:: Short problem ::
Count the lines in the records below that contain the word "network", and reply with only that number.

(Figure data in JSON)
=====

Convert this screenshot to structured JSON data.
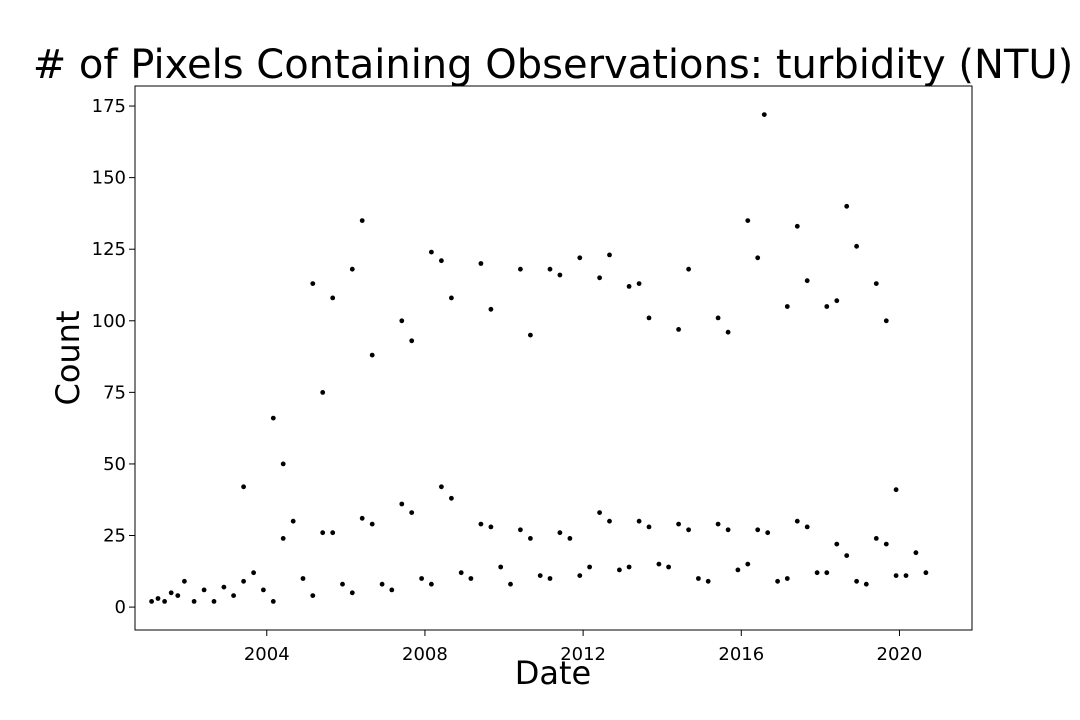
{
  "chart_data": {
    "type": "scatter",
    "title": "# of Pixels Containing Observations: turbidity (NTU)",
    "xlabel": "Date",
    "ylabel": "Count",
    "xlim": [
      "2000-09-01",
      "2021-11-01"
    ],
    "ylim": [
      -8,
      182
    ],
    "xticks": [
      {
        "label": "2004",
        "value": "2004-01-01"
      },
      {
        "label": "2008",
        "value": "2008-01-01"
      },
      {
        "label": "2012",
        "value": "2012-01-01"
      },
      {
        "label": "2016",
        "value": "2016-01-01"
      },
      {
        "label": "2020",
        "value": "2020-01-01"
      }
    ],
    "yticks": [
      0,
      25,
      50,
      75,
      100,
      125,
      150,
      175
    ],
    "grid": false,
    "marker_color": "#000000",
    "series": [
      {
        "points": [
          [
            "2001-02-01",
            2
          ],
          [
            "2001-04-01",
            3
          ],
          [
            "2001-06-01",
            2
          ],
          [
            "2001-08-01",
            5
          ],
          [
            "2001-10-01",
            4
          ],
          [
            "2001-12-01",
            9
          ],
          [
            "2002-03-01",
            2
          ],
          [
            "2002-06-01",
            6
          ],
          [
            "2002-09-01",
            2
          ],
          [
            "2002-12-01",
            7
          ],
          [
            "2003-03-01",
            4
          ],
          [
            "2003-06-01",
            9
          ],
          [
            "2003-09-01",
            12
          ],
          [
            "2003-12-01",
            6
          ],
          [
            "2004-03-01",
            2
          ],
          [
            "2004-06-01",
            24
          ],
          [
            "2004-09-01",
            30
          ],
          [
            "2004-12-01",
            10
          ],
          [
            "2005-03-01",
            4
          ],
          [
            "2005-06-01",
            26
          ],
          [
            "2005-09-01",
            26
          ],
          [
            "2005-12-01",
            8
          ],
          [
            "2006-03-01",
            5
          ],
          [
            "2006-06-01",
            31
          ],
          [
            "2006-09-01",
            29
          ],
          [
            "2006-12-01",
            8
          ],
          [
            "2007-03-01",
            6
          ],
          [
            "2007-06-01",
            36
          ],
          [
            "2007-09-01",
            33
          ],
          [
            "2007-12-01",
            10
          ],
          [
            "2008-03-01",
            8
          ],
          [
            "2008-06-01",
            42
          ],
          [
            "2008-09-01",
            38
          ],
          [
            "2008-12-01",
            12
          ],
          [
            "2009-03-01",
            10
          ],
          [
            "2009-06-01",
            29
          ],
          [
            "2009-09-01",
            28
          ],
          [
            "2009-12-01",
            14
          ],
          [
            "2010-03-01",
            8
          ],
          [
            "2010-06-01",
            27
          ],
          [
            "2010-09-01",
            24
          ],
          [
            "2010-12-01",
            11
          ],
          [
            "2011-03-01",
            10
          ],
          [
            "2011-06-01",
            26
          ],
          [
            "2011-09-01",
            24
          ],
          [
            "2011-12-01",
            11
          ],
          [
            "2012-03-01",
            14
          ],
          [
            "2012-06-01",
            33
          ],
          [
            "2012-09-01",
            30
          ],
          [
            "2012-12-01",
            13
          ],
          [
            "2013-03-01",
            14
          ],
          [
            "2013-06-01",
            30
          ],
          [
            "2013-09-01",
            28
          ],
          [
            "2013-12-01",
            15
          ],
          [
            "2014-03-01",
            14
          ],
          [
            "2014-06-01",
            29
          ],
          [
            "2014-09-01",
            27
          ],
          [
            "2014-12-01",
            10
          ],
          [
            "2015-03-01",
            9
          ],
          [
            "2015-06-01",
            29
          ],
          [
            "2015-09-01",
            27
          ],
          [
            "2015-12-01",
            13
          ],
          [
            "2016-03-01",
            15
          ],
          [
            "2016-06-01",
            27
          ],
          [
            "2016-09-01",
            26
          ],
          [
            "2016-12-01",
            9
          ],
          [
            "2017-03-01",
            10
          ],
          [
            "2017-06-01",
            30
          ],
          [
            "2017-09-01",
            28
          ],
          [
            "2017-12-01",
            12
          ],
          [
            "2018-03-01",
            12
          ],
          [
            "2018-06-01",
            22
          ],
          [
            "2018-09-01",
            18
          ],
          [
            "2018-12-01",
            9
          ],
          [
            "2019-03-01",
            8
          ],
          [
            "2019-06-01",
            24
          ],
          [
            "2019-09-01",
            22
          ],
          [
            "2019-12-01",
            11
          ],
          [
            "2020-03-01",
            11
          ],
          [
            "2020-06-01",
            19
          ],
          [
            "2020-09-01",
            12
          ],
          [
            "2003-06-01",
            42
          ],
          [
            "2004-03-01",
            66
          ],
          [
            "2004-06-01",
            50
          ],
          [
            "2005-03-01",
            113
          ],
          [
            "2005-06-01",
            75
          ],
          [
            "2005-09-01",
            108
          ],
          [
            "2006-03-01",
            118
          ],
          [
            "2006-06-01",
            135
          ],
          [
            "2006-09-01",
            88
          ],
          [
            "2007-06-01",
            100
          ],
          [
            "2007-09-01",
            93
          ],
          [
            "2008-03-01",
            124
          ],
          [
            "2008-06-01",
            121
          ],
          [
            "2008-09-01",
            108
          ],
          [
            "2009-06-01",
            120
          ],
          [
            "2009-09-01",
            104
          ],
          [
            "2010-06-01",
            118
          ],
          [
            "2010-09-01",
            95
          ],
          [
            "2011-03-01",
            118
          ],
          [
            "2011-06-01",
            116
          ],
          [
            "2011-12-01",
            122
          ],
          [
            "2012-06-01",
            115
          ],
          [
            "2012-09-01",
            123
          ],
          [
            "2013-03-01",
            112
          ],
          [
            "2013-06-01",
            113
          ],
          [
            "2013-09-01",
            101
          ],
          [
            "2014-06-01",
            97
          ],
          [
            "2014-09-01",
            118
          ],
          [
            "2015-06-01",
            101
          ],
          [
            "2015-09-01",
            96
          ],
          [
            "2016-03-01",
            135
          ],
          [
            "2016-06-01",
            122
          ],
          [
            "2016-08-01",
            172
          ],
          [
            "2017-03-01",
            105
          ],
          [
            "2017-06-01",
            133
          ],
          [
            "2017-09-01",
            114
          ],
          [
            "2018-03-01",
            105
          ],
          [
            "2018-06-01",
            107
          ],
          [
            "2018-09-01",
            140
          ],
          [
            "2018-12-01",
            126
          ],
          [
            "2019-06-01",
            113
          ],
          [
            "2019-09-01",
            100
          ],
          [
            "2019-12-01",
            41
          ]
        ]
      }
    ]
  }
}
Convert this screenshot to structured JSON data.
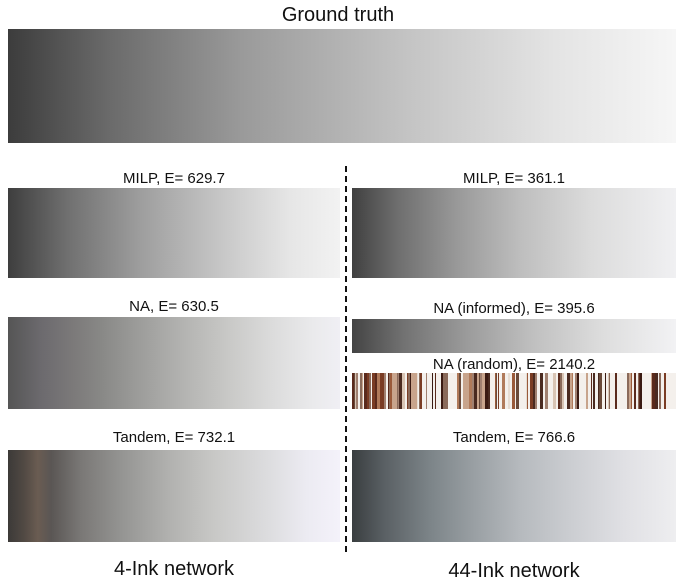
{
  "title": "Ground truth",
  "left": {
    "caption": "4-Ink network",
    "panels": [
      {
        "label": "MILP, E= 629.7"
      },
      {
        "label": "NA, E= 630.5"
      },
      {
        "label": "Tandem, E= 732.1"
      }
    ]
  },
  "right": {
    "caption": "44-Ink network",
    "panels": [
      {
        "label": "MILP, E= 361.1"
      },
      {
        "label": "NA (informed), E= 395.6"
      },
      {
        "label": "NA (random), E= 2140.2"
      },
      {
        "label": "Tandem, E= 766.6"
      }
    ]
  }
}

=====

:: Expected answer ::
2